#### Given instruction:
Copy all the entries below exactly, but not the pictures.

┄┄┄┄┄┄┄┄┄┄

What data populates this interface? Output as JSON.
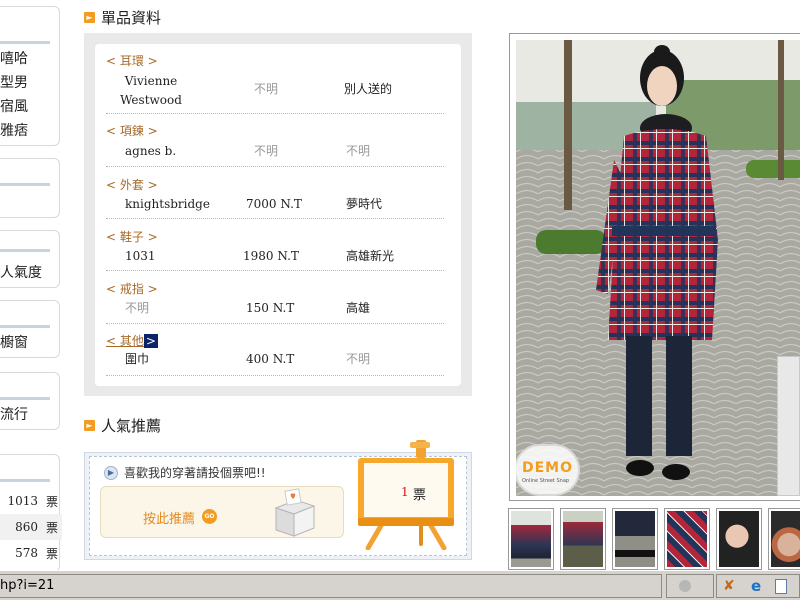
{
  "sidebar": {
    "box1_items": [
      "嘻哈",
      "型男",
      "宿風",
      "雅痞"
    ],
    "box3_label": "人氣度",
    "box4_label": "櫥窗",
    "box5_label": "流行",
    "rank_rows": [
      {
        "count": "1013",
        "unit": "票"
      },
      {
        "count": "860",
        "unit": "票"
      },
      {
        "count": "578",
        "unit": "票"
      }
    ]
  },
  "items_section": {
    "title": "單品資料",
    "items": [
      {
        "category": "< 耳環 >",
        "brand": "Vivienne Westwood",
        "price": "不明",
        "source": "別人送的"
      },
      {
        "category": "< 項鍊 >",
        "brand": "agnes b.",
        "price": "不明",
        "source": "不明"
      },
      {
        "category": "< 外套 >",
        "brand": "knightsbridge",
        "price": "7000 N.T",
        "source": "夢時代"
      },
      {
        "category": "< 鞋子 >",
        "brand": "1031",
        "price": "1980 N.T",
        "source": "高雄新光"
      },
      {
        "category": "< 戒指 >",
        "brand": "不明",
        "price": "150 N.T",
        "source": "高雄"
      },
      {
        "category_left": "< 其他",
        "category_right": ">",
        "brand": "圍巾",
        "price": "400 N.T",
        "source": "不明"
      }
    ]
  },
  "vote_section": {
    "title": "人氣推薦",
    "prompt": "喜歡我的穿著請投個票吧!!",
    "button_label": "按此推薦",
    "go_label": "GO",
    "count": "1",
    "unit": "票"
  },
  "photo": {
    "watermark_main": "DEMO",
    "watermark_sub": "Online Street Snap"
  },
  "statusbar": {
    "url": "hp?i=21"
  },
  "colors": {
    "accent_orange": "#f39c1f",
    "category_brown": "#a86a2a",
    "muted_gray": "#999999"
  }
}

┄┄┄┄┄┄┄┄┄┄

#### Answer for this exercise:
What data populates this interface? Output as JSON.
{
  "sidebar": {
    "box1_items": [
      "嘻哈",
      "型男",
      "宿風",
      "雅痞"
    ],
    "box3_label": "人氣度",
    "box4_label": "櫥窗",
    "box5_label": "流行",
    "rank_rows": [
      {
        "count": "1013",
        "unit": "票"
      },
      {
        "count": "860",
        "unit": "票"
      },
      {
        "count": "578",
        "unit": "票"
      }
    ]
  },
  "items_section": {
    "title": "單品資料",
    "items": [
      {
        "category": "< 耳環 >",
        "brand": "Vivienne Westwood",
        "price": "不明",
        "source": "別人送的"
      },
      {
        "category": "< 項鍊 >",
        "brand": "agnes b.",
        "price": "不明",
        "source": "不明"
      },
      {
        "category": "< 外套 >",
        "brand": "knightsbridge",
        "price": "7000 N.T",
        "source": "夢時代"
      },
      {
        "category": "< 鞋子 >",
        "brand": "1031",
        "price": "1980 N.T",
        "source": "高雄新光"
      },
      {
        "category": "< 戒指 >",
        "brand": "不明",
        "price": "150 N.T",
        "source": "高雄"
      },
      {
        "category_left": "< 其他",
        "category_right": ">",
        "brand": "圍巾",
        "price": "400 N.T",
        "source": "不明"
      }
    ]
  },
  "vote_section": {
    "title": "人氣推薦",
    "prompt": "喜歡我的穿著請投個票吧!!",
    "button_label": "按此推薦",
    "go_label": "GO",
    "count": "1",
    "unit": "票"
  },
  "photo": {
    "watermark_main": "DEMO",
    "watermark_sub": "Online Street Snap"
  },
  "statusbar": {
    "url": "hp?i=21"
  },
  "colors": {
    "accent_orange": "#f39c1f",
    "category_brown": "#a86a2a",
    "muted_gray": "#999999"
  }
}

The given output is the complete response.